= What is asked =
Wherever "JSON" appears in a line, list that line.

= Stored data =
%%
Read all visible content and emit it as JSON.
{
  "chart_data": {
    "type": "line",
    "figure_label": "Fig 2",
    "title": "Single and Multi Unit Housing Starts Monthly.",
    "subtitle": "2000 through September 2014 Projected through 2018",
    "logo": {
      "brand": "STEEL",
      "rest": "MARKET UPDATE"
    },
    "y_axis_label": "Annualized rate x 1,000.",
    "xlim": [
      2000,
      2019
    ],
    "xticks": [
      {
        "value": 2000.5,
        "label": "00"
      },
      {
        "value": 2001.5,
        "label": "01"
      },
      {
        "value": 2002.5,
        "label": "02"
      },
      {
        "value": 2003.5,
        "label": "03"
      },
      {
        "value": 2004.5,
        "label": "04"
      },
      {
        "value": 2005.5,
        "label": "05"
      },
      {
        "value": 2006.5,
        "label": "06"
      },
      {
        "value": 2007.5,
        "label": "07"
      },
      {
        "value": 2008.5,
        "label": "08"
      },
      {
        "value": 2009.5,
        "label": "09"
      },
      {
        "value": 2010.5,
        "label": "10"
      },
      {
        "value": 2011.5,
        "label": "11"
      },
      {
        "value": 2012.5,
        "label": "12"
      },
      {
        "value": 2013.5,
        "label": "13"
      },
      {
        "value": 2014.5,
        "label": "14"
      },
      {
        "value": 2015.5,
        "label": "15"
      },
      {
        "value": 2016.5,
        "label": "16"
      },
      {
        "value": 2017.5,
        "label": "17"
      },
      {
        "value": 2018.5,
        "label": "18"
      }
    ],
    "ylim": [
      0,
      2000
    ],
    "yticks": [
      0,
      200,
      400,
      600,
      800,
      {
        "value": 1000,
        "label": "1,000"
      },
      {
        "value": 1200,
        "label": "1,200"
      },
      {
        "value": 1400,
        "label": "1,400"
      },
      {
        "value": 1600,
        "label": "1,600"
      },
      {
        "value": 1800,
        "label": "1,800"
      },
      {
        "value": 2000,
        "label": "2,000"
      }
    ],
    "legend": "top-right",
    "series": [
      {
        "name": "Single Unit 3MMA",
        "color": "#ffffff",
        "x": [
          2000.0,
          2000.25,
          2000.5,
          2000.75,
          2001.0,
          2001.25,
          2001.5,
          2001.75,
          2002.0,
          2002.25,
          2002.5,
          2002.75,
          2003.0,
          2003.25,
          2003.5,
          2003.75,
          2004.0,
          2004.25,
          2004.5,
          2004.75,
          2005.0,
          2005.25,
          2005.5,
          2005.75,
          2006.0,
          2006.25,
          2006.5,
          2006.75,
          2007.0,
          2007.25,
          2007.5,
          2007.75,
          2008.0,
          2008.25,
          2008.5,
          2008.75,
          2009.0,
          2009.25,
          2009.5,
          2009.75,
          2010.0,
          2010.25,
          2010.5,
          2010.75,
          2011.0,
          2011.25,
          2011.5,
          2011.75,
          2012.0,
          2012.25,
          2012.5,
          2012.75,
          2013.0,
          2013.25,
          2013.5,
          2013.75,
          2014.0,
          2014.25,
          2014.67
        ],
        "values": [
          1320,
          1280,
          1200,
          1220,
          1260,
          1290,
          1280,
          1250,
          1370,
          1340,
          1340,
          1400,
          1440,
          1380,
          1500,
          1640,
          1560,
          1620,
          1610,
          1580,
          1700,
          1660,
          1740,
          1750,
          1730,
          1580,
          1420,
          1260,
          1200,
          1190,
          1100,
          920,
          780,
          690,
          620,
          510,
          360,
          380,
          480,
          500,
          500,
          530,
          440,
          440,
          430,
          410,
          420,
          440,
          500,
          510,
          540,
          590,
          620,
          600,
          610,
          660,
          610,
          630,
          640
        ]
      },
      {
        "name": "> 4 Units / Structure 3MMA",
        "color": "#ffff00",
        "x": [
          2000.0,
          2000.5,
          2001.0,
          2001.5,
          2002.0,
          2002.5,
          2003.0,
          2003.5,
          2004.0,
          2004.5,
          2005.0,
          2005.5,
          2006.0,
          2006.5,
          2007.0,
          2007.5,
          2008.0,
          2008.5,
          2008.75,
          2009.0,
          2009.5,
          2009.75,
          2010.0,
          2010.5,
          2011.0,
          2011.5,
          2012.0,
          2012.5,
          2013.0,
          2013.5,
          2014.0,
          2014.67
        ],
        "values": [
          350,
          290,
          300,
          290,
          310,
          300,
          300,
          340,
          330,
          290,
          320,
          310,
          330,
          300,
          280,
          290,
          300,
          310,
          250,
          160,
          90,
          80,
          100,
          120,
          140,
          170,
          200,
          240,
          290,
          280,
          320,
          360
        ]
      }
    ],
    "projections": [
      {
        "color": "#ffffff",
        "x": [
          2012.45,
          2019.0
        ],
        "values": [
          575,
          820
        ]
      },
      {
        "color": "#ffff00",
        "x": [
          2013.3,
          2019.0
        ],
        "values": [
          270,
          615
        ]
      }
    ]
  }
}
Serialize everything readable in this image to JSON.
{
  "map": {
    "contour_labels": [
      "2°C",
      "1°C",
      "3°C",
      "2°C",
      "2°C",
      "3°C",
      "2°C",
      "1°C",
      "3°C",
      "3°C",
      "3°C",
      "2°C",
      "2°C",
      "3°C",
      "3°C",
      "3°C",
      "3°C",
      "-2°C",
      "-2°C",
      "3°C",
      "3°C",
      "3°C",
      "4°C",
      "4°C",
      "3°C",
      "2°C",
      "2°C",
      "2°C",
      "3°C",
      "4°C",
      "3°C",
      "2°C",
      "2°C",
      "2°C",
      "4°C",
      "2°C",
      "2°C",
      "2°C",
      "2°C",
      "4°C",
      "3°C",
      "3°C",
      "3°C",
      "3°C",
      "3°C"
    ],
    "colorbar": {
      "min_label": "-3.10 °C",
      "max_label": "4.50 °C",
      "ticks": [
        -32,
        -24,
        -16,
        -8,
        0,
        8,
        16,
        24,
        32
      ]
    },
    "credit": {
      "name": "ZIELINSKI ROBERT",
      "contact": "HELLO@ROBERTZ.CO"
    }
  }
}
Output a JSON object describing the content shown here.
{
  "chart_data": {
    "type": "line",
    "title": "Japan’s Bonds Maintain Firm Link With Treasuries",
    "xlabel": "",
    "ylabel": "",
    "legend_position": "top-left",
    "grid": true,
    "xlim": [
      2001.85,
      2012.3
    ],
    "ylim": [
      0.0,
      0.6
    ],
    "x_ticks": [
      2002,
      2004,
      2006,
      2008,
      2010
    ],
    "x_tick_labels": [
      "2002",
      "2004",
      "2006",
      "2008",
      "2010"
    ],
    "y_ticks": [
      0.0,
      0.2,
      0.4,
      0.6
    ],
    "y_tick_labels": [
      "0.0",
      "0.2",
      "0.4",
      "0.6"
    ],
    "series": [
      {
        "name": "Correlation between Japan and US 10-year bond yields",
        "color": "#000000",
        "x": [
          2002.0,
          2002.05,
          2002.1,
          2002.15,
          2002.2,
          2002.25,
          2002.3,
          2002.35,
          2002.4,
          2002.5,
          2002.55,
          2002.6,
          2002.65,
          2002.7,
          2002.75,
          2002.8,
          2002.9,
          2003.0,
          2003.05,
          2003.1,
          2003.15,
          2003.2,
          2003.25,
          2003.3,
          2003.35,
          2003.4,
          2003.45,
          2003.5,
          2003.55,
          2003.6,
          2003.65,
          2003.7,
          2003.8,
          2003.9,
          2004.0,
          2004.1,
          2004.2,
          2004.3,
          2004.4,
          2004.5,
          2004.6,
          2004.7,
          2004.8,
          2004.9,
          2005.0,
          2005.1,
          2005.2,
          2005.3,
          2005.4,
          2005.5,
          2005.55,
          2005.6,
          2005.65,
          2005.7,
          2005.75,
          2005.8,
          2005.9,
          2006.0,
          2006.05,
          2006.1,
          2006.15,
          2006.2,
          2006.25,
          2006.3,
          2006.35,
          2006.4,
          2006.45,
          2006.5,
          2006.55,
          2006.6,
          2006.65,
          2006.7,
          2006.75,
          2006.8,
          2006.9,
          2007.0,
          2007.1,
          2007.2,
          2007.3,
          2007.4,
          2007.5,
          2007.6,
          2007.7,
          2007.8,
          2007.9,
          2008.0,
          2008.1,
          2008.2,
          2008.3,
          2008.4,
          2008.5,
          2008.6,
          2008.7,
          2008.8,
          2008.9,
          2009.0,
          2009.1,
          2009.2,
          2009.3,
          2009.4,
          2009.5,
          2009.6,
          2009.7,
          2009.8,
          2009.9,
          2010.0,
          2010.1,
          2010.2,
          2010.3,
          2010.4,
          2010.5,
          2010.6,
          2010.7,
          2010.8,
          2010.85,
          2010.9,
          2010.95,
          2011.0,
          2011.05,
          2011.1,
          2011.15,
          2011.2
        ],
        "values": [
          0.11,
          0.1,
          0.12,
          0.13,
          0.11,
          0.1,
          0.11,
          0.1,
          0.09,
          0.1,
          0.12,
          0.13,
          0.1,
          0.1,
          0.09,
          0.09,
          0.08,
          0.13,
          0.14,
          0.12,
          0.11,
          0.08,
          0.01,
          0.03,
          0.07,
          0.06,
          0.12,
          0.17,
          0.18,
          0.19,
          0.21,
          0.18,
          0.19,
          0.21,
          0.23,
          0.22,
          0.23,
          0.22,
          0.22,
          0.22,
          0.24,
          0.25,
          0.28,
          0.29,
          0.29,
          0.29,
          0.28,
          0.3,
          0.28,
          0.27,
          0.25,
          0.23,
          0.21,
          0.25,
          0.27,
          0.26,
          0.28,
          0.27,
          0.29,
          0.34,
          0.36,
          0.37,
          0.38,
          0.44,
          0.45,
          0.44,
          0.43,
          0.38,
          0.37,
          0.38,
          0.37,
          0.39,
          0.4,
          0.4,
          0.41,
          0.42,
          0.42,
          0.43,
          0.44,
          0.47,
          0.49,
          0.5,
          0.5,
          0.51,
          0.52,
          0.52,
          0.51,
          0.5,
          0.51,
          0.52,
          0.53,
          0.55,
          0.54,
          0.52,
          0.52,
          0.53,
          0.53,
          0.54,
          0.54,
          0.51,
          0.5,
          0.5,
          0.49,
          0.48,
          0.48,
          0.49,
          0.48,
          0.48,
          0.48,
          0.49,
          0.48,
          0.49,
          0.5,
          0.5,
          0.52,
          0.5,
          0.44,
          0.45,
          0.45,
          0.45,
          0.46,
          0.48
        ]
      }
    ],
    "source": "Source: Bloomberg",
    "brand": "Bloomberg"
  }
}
%%
= Task result =
Read all visible content and emit it as JSON.
Serialize everything readable in this image to JSON.
Output a JSON object describing the content shown here.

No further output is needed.